Reproduce the complete listing without any deviation.

[Start of Listing]

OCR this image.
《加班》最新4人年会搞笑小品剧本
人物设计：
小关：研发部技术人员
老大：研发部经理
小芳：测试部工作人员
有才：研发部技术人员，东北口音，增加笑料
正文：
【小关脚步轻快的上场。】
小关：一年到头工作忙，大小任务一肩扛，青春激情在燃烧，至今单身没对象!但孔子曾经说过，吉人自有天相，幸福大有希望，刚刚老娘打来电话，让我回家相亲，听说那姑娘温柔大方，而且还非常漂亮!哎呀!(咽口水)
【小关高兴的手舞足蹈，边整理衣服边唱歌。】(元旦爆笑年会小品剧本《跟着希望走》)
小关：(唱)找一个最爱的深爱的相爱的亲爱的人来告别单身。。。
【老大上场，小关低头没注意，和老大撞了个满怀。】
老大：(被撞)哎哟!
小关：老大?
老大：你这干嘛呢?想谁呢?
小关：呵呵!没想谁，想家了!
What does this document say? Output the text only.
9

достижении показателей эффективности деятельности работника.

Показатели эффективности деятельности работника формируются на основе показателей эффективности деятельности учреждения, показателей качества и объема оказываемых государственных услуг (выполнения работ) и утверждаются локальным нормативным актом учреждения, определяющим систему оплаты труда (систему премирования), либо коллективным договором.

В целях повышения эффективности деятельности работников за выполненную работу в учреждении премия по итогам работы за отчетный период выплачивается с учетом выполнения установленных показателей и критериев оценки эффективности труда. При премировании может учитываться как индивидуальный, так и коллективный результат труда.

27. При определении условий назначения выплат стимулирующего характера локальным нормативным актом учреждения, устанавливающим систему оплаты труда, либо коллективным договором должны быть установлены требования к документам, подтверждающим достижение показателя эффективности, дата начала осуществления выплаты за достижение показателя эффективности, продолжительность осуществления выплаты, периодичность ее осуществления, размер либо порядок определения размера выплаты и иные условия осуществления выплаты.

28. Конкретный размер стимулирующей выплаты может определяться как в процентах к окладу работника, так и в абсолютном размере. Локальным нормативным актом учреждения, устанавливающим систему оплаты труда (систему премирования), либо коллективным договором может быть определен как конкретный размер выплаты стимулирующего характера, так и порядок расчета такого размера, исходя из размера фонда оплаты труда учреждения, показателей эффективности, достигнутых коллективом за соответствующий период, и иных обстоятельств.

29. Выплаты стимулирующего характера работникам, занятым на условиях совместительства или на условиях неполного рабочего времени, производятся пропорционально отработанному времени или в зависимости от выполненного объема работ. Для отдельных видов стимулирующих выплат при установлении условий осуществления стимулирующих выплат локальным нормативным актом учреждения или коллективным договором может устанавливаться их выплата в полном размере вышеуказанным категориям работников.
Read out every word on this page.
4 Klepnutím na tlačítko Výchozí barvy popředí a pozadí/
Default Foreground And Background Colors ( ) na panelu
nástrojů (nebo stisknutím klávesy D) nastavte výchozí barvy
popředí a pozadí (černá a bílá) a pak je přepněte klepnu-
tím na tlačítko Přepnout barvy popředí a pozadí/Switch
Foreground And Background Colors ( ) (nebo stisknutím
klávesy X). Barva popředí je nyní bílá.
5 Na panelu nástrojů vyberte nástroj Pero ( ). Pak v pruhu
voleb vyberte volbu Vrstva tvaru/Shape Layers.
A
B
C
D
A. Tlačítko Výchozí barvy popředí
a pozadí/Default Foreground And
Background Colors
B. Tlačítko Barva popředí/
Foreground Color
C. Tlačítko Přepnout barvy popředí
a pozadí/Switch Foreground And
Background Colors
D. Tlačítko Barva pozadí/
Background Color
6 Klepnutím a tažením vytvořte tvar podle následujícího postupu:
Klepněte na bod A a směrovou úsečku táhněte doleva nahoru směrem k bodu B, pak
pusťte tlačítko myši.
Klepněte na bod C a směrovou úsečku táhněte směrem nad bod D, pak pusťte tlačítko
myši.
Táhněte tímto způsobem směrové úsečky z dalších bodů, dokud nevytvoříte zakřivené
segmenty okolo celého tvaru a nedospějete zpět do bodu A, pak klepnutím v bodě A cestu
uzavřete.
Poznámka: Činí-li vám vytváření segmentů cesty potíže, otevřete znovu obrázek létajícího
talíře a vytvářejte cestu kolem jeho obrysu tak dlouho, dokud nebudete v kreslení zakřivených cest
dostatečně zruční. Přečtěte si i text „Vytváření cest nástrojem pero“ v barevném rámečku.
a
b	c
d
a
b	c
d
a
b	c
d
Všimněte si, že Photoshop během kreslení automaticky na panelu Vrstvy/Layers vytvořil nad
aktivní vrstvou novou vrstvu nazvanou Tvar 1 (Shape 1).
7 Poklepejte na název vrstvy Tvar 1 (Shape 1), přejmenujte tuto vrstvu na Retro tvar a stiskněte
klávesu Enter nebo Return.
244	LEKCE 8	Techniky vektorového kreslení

[End of Listing]

● Full answer
OCR this image.
《加班》最新4人年会搞笑小品剧本
人物设计：
小关：研发部技术人员
老大：研发部经理
小芳：测试部工作人员
有才：研发部技术人员，东北口音，增加笑料
正文：
【小关脚步轻快的上场。】
小关：一年到头工作忙，大小任务一肩扛，青春激情在燃烧，至今单身没对象!但孔子曾经说过，吉人自有天相，幸福大有希望，刚刚老娘打来电话，让我回家相亲，听说那姑娘温柔大方，而且还非常漂亮!哎呀!(咽口水)
【小关高兴的手舞足蹈，边整理衣服边唱歌。】(元旦爆笑年会小品剧本《跟着希望走》)
小关：(唱)找一个最爱的深爱的相爱的亲爱的人来告别单身。。。
【老大上场，小关低头没注意，和老大撞了个满怀。】
老大：(被撞)哎哟!
小关：老大?
老大：你这干嘛呢?想谁呢?
小关：呵呵!没想谁，想家了!
What does this document say? Output the text only.
9

достижении показателей эффективности деятельности работника.

Показатели эффективности деятельности работника формируются на основе показателей эффективности деятельности учреждения, показателей качества и объема оказываемых государственных услуг (выполнения работ) и утверждаются локальным нормативным актом учреждения, определяющим систему оплаты труда (систему премирования), либо коллективным договором.

В целях повышения эффективности деятельности работников за выполненную работу в учреждении премия по итогам работы за отчетный период выплачивается с учетом выполнения установленных показателей и критериев оценки эффективности труда. При премировании может учитываться как индивидуальный, так и коллективный результат труда.

27. При определении условий назначения выплат стимулирующего характера локальным нормативным актом учреждения, устанавливающим систему оплаты труда, либо коллективным договором должны быть установлены требования к документам, подтверждающим достижение показателя эффективности, дата начала осуществления выплаты за достижение показателя эффективности, продолжительность осуществления выплаты, периодичность ее осуществления, размер либо порядок определения размера выплаты и иные условия осуществления выплаты.

28. Конкретный размер стимулирующей выплаты может определяться как в процентах к окладу работника, так и в абсолютном размере. Локальным нормативным актом учреждения, устанавливающим систему оплаты труда (систему премирования), либо коллективным договором может быть определен как конкретный размер выплаты стимулирующего характера, так и порядок расчета такого размера, исходя из размера фонда оплаты труда учреждения, показателей эффективности, достигнутых коллективом за соответствующий период, и иных обстоятельств.

29. Выплаты стимулирующего характера работникам, занятым на условиях совместительства или на условиях неполного рабочего времени, производятся пропорционально отработанному времени или в зависимости от выполненного объема работ. Для отдельных видов стимулирующих выплат при установлении условий осуществления стимулирующих выплат локальным нормативным актом учреждения или коллективным договором может устанавливаться их выплата в полном размере вышеуказанным категориям работников.
Read out every word on this page.
4 Klepnutím na tlačítko Výchozí barvy popředí a pozadí/
Default Foreground And Background Colors ( ) na panelu
nástrojů (nebo stisknutím klávesy D) nastavte výchozí barvy
popředí a pozadí (černá a bílá) a pak je přepněte klepnu-
tím na tlačítko Přepnout barvy popředí a pozadí/Switch
Foreground And Background Colors ( ) (nebo stisknutím
klávesy X). Barva popředí je nyní bílá.
5 Na panelu nástrojů vyberte nástroj Pero ( ). Pak v pruhu
voleb vyberte volbu Vrstva tvaru/Shape Layers.
A
B
C
D
A. Tlačítko Výchozí barvy popředí
a pozadí/Default Foreground And
Background Colors
B. Tlačítko Barva popředí/
Foreground Color
C. Tlačítko Přepnout barvy popředí
a pozadí/Switch Foreground And
Background Colors
D. Tlačítko Barva pozadí/
Background Color
6 Klepnutím a tažením vytvořte tvar podle následujícího postupu:
Klepněte na bod A a směrovou úsečku táhněte doleva nahoru směrem k bodu B, pak
pusťte tlačítko myši.
Klepněte na bod C a směrovou úsečku táhněte směrem nad bod D, pak pusťte tlačítko
myši.
Táhněte tímto způsobem směrové úsečky z dalších bodů, dokud nevytvoříte zakřivené
segmenty okolo celého tvaru a nedospějete zpět do bodu A, pak klepnutím v bodě A cestu
uzavřete.
Poznámka: Činí-li vám vytváření segmentů cesty potíže, otevřete znovu obrázek létajícího
talíře a vytvářejte cestu kolem jeho obrysu tak dlouho, dokud nebudete v kreslení zakřivených cest
dostatečně zruční. Přečtěte si i text „Vytváření cest nástrojem pero“ v barevném rámečku.
a
b	c
d
a
b	c
d
a
b	c
d
Všimněte si, že Photoshop během kreslení automaticky na panelu Vrstvy/Layers vytvořil nad
aktivní vrstvou novou vrstvu nazvanou Tvar 1 (Shape 1).
7 Poklepejte na název vrstvy Tvar 1 (Shape 1), přejmenujte tuto vrstvu na Retro tvar a stiskněte
klávesu Enter nebo Return.
244	LEKCE 8	Techniky vektorového kreslení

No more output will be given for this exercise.